Stored entries
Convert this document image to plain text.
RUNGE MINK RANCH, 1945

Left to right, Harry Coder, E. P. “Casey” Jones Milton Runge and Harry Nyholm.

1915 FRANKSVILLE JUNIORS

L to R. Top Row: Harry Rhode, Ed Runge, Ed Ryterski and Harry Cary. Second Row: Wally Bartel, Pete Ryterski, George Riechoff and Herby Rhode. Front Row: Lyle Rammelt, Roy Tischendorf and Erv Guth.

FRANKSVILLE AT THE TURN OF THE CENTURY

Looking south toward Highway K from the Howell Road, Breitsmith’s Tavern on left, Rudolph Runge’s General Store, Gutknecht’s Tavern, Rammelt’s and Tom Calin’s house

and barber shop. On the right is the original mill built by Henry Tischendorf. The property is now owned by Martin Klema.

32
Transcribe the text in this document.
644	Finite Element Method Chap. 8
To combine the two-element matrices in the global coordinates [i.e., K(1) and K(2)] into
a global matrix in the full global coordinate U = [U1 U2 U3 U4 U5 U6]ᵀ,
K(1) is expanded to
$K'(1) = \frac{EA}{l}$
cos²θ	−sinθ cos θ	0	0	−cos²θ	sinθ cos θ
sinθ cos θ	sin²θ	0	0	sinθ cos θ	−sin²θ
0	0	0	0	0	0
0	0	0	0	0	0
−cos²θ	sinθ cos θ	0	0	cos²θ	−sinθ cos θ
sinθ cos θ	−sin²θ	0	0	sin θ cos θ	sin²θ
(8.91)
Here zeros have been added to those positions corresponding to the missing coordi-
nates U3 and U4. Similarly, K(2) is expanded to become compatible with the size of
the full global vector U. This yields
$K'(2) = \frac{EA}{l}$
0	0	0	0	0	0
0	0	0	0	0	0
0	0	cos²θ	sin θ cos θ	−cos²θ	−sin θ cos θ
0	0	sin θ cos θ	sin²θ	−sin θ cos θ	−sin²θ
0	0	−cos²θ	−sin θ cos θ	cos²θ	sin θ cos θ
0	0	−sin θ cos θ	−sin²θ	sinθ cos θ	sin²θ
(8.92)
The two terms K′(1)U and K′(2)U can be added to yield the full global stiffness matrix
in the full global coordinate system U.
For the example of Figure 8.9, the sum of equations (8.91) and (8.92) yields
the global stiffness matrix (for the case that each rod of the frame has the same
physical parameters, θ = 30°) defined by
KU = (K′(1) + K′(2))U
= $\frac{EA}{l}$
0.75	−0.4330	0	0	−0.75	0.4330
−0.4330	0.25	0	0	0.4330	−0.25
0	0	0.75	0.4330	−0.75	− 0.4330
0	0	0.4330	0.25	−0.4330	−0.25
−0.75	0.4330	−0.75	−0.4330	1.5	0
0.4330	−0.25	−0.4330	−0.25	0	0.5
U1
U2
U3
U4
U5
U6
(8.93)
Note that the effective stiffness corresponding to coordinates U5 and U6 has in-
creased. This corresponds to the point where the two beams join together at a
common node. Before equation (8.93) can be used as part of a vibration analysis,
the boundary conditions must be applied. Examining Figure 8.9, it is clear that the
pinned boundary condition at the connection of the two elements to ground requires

What you should do:
All lines that include "Rammelt" are to be gathered and copied.

Exercise answer:
L to R. Top Row: Harry Rhode, Ed Runge, Ed Ryterski and Harry Cary. Second Row: Wally Bartel, Pete Ryterski, George Riechoff and Herby Rhode. Front Row: Lyle Rammelt, Roy Tischendorf and Erv Guth.
Looking south toward Highway K from the Howell Road, Breitsmith’s Tavern on left, Rudolph Runge’s General Store, Gutknecht’s Tavern, Rammelt’s and Tom Calin’s house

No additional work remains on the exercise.